++++ EXTRACTED DATA ++++
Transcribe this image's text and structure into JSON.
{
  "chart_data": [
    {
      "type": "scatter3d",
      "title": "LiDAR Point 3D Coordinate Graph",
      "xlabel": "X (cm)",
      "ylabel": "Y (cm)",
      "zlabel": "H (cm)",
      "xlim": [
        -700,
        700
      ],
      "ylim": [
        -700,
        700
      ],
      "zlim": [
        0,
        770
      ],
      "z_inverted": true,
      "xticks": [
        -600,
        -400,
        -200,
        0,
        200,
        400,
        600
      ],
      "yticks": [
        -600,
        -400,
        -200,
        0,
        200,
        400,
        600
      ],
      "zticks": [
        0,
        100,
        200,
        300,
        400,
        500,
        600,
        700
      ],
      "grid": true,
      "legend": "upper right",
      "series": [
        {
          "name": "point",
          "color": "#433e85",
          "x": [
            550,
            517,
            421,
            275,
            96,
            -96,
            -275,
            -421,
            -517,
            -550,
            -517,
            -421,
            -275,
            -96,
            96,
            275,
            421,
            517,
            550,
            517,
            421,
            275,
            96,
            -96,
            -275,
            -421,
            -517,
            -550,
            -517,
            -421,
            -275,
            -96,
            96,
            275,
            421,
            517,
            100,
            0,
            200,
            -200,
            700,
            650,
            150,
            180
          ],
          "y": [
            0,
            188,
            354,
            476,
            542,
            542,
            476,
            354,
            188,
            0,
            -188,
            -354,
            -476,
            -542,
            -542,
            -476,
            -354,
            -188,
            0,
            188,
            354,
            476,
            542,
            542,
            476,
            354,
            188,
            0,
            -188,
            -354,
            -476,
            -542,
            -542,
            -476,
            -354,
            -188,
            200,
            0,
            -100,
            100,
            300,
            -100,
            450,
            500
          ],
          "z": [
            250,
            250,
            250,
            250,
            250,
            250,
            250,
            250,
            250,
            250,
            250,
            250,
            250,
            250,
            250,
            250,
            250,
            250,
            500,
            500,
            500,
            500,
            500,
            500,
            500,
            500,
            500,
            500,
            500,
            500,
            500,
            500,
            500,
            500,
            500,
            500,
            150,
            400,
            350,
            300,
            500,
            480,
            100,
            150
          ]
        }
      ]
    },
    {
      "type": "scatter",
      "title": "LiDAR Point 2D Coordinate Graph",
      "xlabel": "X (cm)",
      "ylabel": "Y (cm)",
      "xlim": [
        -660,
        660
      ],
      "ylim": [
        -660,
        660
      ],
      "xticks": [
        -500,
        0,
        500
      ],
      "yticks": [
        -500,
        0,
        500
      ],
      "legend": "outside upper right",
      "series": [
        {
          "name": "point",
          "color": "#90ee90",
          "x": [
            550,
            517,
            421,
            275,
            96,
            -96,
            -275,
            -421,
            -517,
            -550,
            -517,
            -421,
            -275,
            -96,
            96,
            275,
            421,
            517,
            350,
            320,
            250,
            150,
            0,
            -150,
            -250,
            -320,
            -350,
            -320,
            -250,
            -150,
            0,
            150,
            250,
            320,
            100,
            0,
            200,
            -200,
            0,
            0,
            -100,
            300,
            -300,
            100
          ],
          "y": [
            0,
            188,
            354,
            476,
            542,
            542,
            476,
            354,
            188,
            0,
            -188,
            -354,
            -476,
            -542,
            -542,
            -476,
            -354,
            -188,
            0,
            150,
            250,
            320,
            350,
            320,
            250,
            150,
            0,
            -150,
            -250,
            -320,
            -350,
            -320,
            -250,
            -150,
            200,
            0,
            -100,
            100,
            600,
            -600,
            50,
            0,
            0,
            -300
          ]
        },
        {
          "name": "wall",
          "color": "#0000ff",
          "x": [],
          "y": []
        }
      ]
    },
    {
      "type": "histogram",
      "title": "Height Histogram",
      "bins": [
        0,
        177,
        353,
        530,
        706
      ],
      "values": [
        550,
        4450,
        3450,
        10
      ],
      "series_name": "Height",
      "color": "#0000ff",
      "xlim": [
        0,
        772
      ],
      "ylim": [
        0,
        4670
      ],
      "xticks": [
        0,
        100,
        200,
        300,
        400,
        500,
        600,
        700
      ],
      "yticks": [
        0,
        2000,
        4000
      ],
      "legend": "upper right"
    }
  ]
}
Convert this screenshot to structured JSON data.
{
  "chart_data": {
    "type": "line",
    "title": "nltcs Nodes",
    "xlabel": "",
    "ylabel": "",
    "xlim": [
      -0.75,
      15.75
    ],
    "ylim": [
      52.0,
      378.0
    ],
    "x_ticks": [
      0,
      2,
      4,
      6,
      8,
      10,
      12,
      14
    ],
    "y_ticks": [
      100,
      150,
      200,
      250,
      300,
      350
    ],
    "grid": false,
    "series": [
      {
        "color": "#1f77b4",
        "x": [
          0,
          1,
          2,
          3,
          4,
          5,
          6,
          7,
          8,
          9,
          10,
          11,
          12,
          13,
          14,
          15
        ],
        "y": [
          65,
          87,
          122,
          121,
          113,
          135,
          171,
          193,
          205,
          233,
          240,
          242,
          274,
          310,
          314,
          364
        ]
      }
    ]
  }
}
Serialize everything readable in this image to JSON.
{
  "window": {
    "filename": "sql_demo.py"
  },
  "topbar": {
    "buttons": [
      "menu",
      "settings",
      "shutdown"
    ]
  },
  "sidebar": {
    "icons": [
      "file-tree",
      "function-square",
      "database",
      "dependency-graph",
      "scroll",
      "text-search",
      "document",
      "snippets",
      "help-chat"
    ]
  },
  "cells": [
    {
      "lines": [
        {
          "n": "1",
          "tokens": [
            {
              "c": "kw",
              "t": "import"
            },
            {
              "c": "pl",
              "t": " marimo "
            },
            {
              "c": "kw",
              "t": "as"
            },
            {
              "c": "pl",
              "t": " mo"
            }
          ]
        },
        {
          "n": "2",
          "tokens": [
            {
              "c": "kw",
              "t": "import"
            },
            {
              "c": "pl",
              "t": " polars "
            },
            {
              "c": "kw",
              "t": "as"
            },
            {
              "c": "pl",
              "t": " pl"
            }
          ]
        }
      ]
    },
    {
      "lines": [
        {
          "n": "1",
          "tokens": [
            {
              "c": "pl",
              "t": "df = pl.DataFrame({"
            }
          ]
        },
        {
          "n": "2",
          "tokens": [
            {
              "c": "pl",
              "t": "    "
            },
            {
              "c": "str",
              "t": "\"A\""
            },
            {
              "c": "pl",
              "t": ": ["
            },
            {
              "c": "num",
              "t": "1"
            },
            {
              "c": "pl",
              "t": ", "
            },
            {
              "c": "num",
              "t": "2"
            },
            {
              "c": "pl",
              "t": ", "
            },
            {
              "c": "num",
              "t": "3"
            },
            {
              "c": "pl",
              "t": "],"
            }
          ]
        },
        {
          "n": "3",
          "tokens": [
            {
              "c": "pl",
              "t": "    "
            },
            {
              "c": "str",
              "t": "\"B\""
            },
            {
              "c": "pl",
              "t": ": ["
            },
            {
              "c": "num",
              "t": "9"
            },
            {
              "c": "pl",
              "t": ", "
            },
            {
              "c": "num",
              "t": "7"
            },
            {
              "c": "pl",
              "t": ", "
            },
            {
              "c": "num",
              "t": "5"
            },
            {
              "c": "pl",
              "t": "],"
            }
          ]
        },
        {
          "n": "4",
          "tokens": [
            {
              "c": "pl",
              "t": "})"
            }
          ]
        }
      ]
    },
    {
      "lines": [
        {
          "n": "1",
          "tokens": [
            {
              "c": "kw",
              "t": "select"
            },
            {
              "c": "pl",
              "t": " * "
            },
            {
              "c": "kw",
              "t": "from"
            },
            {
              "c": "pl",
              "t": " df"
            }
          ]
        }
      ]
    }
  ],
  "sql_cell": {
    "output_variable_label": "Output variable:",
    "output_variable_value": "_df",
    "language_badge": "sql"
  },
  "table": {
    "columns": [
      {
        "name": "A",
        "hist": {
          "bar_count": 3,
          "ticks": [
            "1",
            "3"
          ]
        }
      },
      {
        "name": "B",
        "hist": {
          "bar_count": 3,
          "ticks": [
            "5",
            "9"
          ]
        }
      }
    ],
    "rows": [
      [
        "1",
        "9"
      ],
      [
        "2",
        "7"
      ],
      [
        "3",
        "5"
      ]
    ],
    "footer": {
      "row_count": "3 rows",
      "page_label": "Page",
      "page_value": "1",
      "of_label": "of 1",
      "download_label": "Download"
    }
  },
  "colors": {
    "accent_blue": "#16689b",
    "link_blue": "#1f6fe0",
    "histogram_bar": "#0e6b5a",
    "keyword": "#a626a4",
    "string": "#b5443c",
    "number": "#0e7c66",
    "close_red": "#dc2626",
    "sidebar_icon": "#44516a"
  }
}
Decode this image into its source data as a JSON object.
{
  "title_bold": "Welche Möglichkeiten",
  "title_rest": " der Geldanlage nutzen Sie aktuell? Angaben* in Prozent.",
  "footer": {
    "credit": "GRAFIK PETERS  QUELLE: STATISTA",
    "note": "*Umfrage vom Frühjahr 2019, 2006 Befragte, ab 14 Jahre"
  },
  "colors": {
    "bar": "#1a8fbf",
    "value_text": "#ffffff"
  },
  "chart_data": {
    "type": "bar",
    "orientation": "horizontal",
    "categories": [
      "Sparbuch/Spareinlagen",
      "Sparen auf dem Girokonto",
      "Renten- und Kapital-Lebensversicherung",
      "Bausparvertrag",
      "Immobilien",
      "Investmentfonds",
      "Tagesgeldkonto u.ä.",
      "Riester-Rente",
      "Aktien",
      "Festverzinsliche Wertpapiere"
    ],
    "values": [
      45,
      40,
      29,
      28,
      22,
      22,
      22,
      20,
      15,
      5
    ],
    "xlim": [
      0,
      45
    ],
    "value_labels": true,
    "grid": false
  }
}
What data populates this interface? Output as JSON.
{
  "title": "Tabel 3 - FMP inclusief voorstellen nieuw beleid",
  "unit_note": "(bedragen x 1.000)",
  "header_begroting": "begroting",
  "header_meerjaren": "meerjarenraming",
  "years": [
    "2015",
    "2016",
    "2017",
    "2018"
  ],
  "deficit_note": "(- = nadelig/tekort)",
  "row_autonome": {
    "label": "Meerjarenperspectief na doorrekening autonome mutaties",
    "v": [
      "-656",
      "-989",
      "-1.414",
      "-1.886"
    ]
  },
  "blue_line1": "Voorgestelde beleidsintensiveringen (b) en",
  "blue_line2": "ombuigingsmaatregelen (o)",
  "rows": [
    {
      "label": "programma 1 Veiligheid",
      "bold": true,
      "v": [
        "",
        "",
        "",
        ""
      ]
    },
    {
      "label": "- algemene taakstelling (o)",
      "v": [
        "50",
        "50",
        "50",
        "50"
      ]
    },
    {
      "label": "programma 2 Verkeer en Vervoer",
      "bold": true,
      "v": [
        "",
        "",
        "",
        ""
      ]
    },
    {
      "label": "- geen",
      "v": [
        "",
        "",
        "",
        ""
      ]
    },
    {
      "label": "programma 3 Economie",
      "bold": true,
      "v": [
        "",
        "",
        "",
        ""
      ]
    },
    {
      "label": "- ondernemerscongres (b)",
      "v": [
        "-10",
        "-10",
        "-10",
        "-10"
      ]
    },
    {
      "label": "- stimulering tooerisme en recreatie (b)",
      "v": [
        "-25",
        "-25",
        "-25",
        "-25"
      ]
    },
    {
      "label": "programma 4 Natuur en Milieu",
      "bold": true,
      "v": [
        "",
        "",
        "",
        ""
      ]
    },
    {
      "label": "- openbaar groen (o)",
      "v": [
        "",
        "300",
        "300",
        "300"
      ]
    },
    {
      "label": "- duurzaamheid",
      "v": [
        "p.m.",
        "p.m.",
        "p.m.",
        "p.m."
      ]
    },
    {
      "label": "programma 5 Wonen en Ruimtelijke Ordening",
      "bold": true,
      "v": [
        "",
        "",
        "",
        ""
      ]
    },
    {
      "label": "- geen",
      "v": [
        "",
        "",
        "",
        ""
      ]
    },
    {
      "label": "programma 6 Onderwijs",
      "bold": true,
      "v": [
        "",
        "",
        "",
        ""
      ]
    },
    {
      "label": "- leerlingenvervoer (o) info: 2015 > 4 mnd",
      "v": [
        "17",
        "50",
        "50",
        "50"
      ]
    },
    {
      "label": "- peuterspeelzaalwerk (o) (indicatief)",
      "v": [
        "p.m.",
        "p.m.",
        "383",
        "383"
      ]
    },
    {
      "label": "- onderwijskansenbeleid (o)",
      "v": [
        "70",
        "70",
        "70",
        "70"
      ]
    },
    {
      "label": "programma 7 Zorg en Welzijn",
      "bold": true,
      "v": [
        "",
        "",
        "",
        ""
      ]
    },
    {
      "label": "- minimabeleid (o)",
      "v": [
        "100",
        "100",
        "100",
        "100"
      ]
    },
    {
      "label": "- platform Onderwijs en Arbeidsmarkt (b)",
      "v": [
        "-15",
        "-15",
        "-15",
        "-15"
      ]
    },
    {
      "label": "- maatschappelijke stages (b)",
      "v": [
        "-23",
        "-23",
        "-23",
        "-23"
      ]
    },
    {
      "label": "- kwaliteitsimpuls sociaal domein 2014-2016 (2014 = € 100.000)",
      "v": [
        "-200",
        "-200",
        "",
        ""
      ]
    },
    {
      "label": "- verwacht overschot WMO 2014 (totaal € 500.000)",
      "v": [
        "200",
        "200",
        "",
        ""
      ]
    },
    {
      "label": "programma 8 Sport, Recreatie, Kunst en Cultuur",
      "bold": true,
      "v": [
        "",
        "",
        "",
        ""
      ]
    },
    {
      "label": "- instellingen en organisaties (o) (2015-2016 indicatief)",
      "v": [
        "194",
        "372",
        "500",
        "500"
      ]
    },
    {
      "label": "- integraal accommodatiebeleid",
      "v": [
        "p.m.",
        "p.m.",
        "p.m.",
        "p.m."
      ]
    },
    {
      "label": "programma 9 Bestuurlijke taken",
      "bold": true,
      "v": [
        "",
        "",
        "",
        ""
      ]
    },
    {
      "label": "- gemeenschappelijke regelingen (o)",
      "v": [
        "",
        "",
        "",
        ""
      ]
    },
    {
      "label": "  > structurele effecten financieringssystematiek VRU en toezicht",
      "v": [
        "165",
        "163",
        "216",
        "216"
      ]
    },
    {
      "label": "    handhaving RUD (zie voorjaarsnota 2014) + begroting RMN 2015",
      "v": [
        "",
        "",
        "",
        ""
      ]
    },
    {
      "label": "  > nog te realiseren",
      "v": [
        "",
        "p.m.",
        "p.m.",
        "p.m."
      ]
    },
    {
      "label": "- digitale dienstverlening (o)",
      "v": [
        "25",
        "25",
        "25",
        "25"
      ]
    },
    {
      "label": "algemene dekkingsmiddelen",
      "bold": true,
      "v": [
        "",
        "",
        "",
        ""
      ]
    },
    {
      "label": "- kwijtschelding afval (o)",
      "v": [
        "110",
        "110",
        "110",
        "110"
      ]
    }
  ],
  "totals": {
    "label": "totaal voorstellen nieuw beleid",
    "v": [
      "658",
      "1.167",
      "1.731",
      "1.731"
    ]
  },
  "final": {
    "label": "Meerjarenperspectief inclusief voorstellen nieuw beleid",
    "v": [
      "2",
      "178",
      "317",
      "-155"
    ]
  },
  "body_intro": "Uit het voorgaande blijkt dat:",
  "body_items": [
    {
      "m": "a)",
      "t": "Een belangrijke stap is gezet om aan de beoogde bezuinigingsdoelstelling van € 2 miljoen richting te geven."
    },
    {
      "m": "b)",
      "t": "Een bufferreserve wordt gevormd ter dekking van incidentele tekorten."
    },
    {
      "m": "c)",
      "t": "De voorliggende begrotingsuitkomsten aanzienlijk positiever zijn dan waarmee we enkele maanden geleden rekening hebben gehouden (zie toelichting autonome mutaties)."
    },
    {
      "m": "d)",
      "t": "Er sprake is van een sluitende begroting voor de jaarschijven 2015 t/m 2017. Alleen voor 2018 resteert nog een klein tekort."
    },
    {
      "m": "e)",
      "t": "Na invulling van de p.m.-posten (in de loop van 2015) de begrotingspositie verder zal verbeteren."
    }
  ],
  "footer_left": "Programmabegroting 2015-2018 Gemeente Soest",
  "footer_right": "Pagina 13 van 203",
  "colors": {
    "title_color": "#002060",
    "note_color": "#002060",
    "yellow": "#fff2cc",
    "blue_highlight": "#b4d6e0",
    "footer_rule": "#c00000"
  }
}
++++
TASK:
Work out how many lines of the listing above include the word "into". Reply with nothing but the count.

EXERCISE RESULT:
2